▸ Exercise materials
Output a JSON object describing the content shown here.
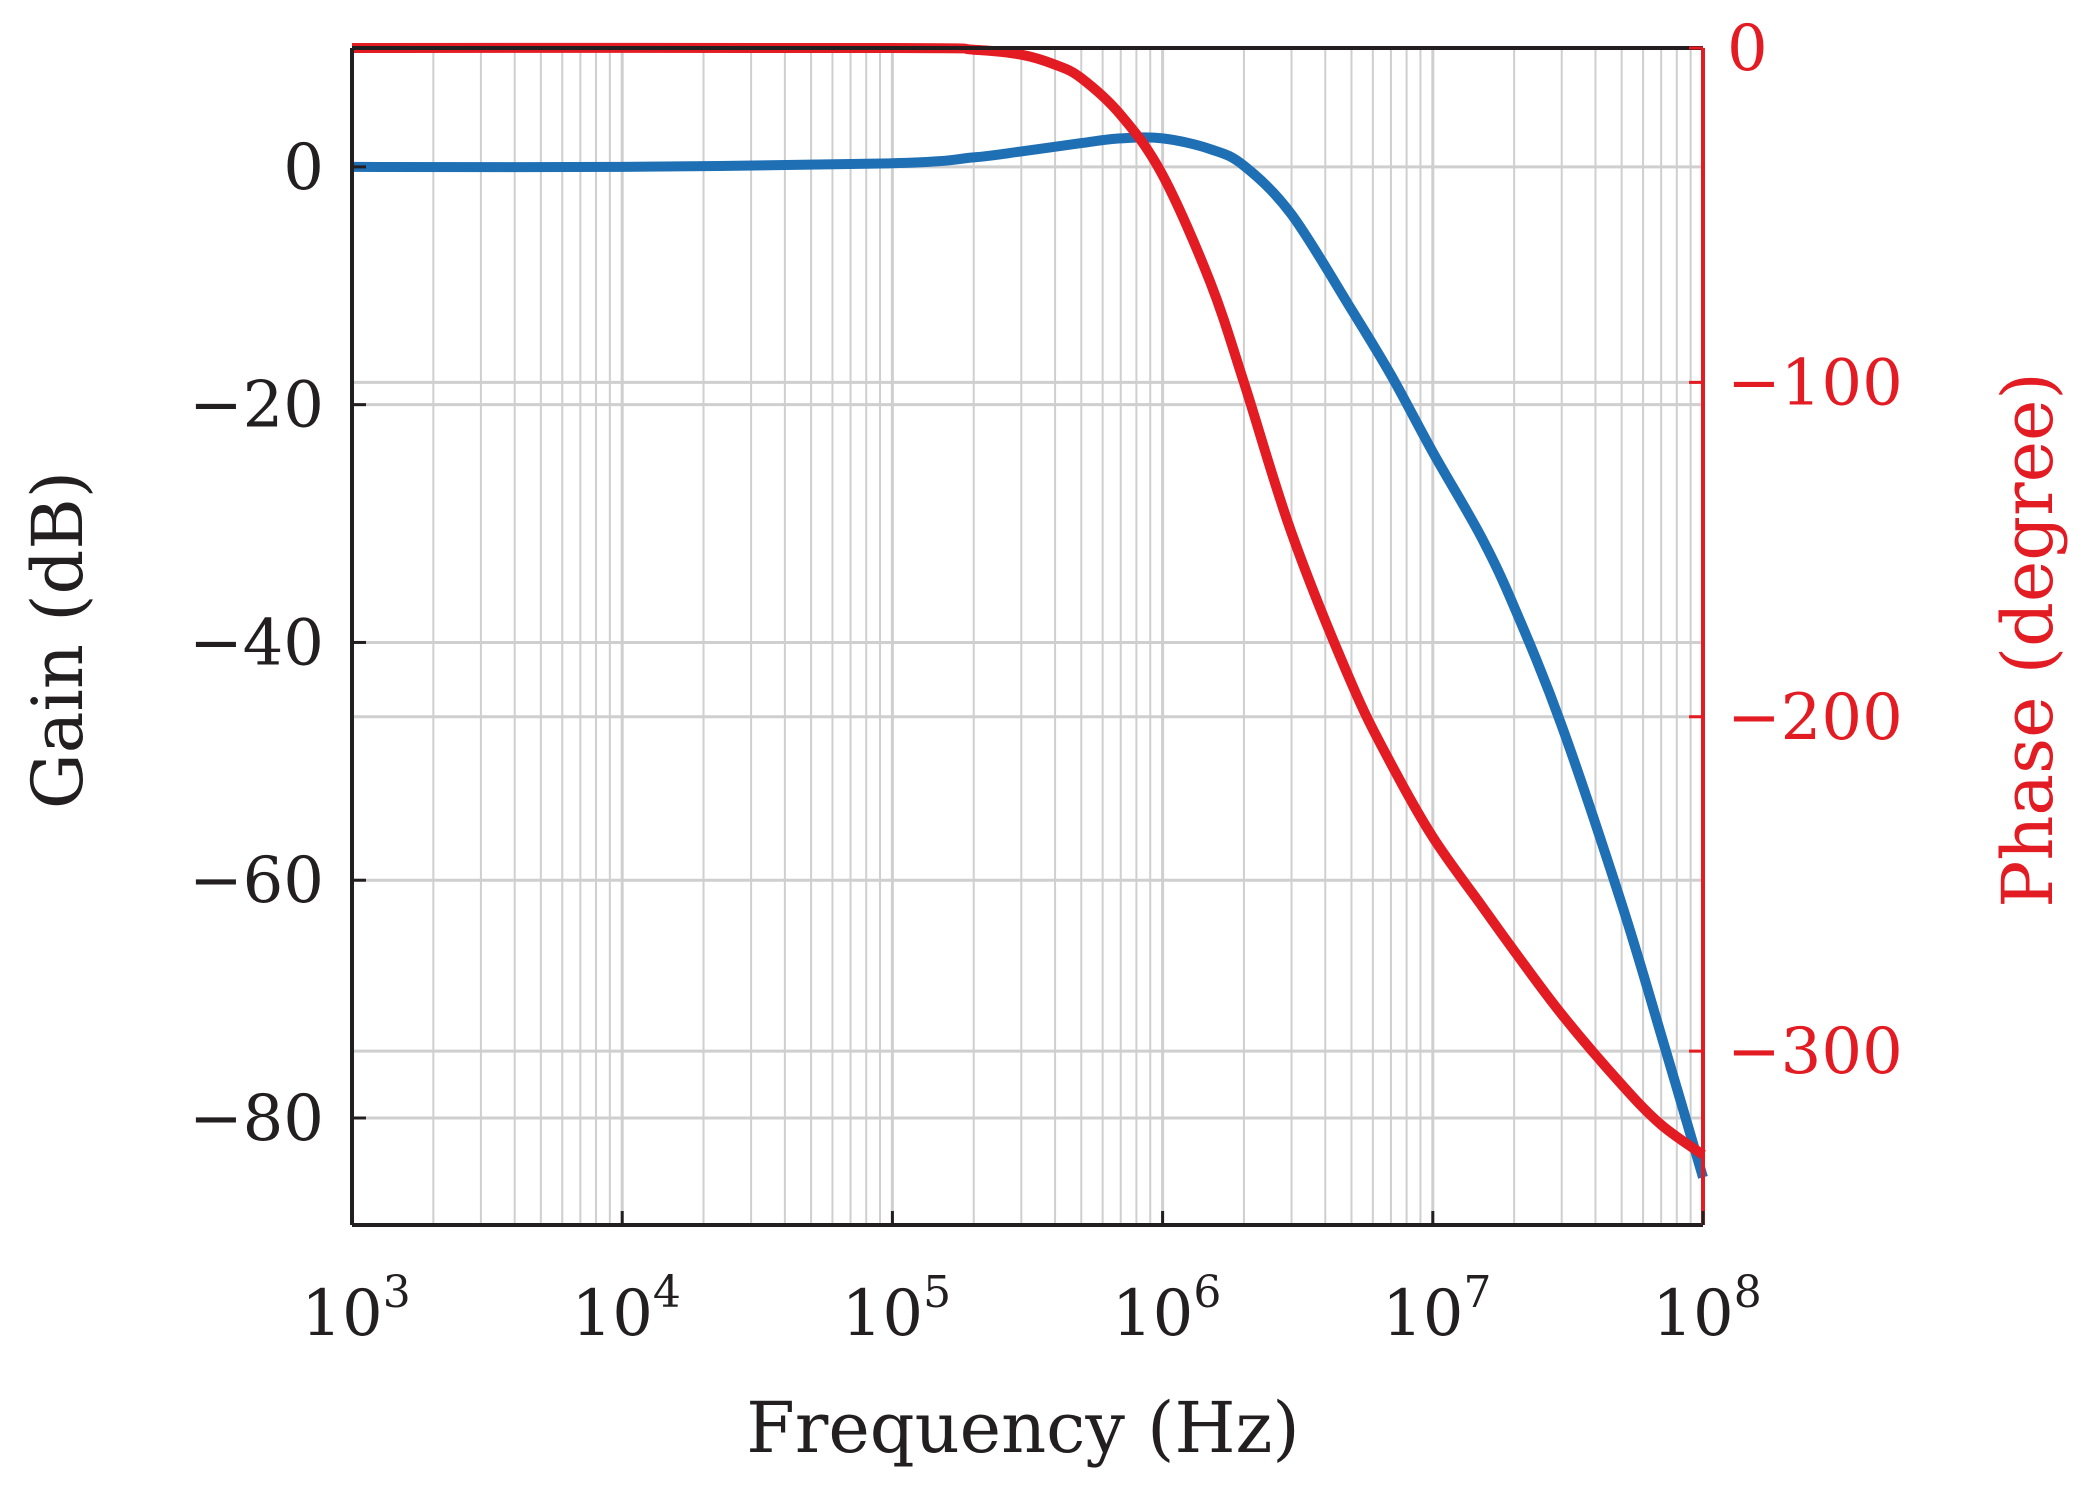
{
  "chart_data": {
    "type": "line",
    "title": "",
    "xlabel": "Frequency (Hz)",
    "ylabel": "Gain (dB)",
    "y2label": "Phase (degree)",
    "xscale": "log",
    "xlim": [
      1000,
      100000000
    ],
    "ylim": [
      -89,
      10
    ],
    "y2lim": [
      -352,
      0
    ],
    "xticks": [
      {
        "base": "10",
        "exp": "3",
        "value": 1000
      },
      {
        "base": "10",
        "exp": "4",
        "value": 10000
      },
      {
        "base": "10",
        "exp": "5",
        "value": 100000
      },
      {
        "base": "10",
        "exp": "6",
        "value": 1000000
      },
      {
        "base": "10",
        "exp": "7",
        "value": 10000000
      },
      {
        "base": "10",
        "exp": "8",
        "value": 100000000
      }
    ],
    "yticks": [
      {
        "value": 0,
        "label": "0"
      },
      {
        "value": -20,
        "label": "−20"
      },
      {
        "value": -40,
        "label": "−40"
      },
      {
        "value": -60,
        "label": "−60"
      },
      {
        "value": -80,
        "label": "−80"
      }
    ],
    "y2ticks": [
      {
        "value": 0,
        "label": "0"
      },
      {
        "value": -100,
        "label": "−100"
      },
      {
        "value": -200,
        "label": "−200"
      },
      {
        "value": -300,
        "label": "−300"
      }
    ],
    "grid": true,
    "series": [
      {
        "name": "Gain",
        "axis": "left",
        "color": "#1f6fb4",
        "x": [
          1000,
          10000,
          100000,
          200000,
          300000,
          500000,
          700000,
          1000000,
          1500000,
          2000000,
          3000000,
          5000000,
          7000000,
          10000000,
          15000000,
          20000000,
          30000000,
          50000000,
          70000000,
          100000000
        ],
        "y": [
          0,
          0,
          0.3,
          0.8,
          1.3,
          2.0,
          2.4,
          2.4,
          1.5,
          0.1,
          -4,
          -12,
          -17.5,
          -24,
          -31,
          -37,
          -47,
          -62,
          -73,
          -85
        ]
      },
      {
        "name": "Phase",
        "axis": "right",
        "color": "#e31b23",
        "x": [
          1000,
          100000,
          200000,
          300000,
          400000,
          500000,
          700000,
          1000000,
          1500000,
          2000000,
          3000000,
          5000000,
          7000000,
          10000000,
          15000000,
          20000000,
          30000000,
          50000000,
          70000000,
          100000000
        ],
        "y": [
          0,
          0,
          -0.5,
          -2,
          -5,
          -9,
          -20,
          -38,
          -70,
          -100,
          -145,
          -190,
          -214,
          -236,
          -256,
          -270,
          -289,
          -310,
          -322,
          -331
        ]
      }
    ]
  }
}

▸ Work to complete
Every record above should be transcribed exactly; the pictures stay out of the copy.

▸ Solution
Output a JSON object describing the content shown here.
{
  "chart_data": {
    "type": "line",
    "title": "",
    "xlabel": "Frequency (Hz)",
    "ylabel": "Gain (dB)",
    "y2label": "Phase (degree)",
    "xscale": "log",
    "xlim": [
      1000,
      100000000
    ],
    "ylim": [
      -89,
      10
    ],
    "y2lim": [
      -352,
      0
    ],
    "xticks": [
      {
        "base": "10",
        "exp": "3",
        "value": 1000
      },
      {
        "base": "10",
        "exp": "4",
        "value": 10000
      },
      {
        "base": "10",
        "exp": "5",
        "value": 100000
      },
      {
        "base": "10",
        "exp": "6",
        "value": 1000000
      },
      {
        "base": "10",
        "exp": "7",
        "value": 10000000
      },
      {
        "base": "10",
        "exp": "8",
        "value": 100000000
      }
    ],
    "yticks": [
      {
        "value": 0,
        "label": "0"
      },
      {
        "value": -20,
        "label": "−20"
      },
      {
        "value": -40,
        "label": "−40"
      },
      {
        "value": -60,
        "label": "−60"
      },
      {
        "value": -80,
        "label": "−80"
      }
    ],
    "y2ticks": [
      {
        "value": 0,
        "label": "0"
      },
      {
        "value": -100,
        "label": "−100"
      },
      {
        "value": -200,
        "label": "−200"
      },
      {
        "value": -300,
        "label": "−300"
      }
    ],
    "grid": true,
    "series": [
      {
        "name": "Gain",
        "axis": "left",
        "color": "#1f6fb4",
        "x": [
          1000,
          10000,
          100000,
          200000,
          300000,
          500000,
          700000,
          1000000,
          1500000,
          2000000,
          3000000,
          5000000,
          7000000,
          10000000,
          15000000,
          20000000,
          30000000,
          50000000,
          70000000,
          100000000
        ],
        "y": [
          0,
          0,
          0.3,
          0.8,
          1.3,
          2.0,
          2.4,
          2.4,
          1.5,
          0.1,
          -4,
          -12,
          -17.5,
          -24,
          -31,
          -37,
          -47,
          -62,
          -73,
          -85
        ]
      },
      {
        "name": "Phase",
        "axis": "right",
        "color": "#e31b23",
        "x": [
          1000,
          100000,
          200000,
          300000,
          400000,
          500000,
          700000,
          1000000,
          1500000,
          2000000,
          3000000,
          5000000,
          7000000,
          10000000,
          15000000,
          20000000,
          30000000,
          50000000,
          70000000,
          100000000
        ],
        "y": [
          0,
          0,
          -0.5,
          -2,
          -5,
          -9,
          -20,
          -38,
          -70,
          -100,
          -145,
          -190,
          -214,
          -236,
          -256,
          -270,
          -289,
          -310,
          -322,
          -331
        ]
      }
    ]
  }
}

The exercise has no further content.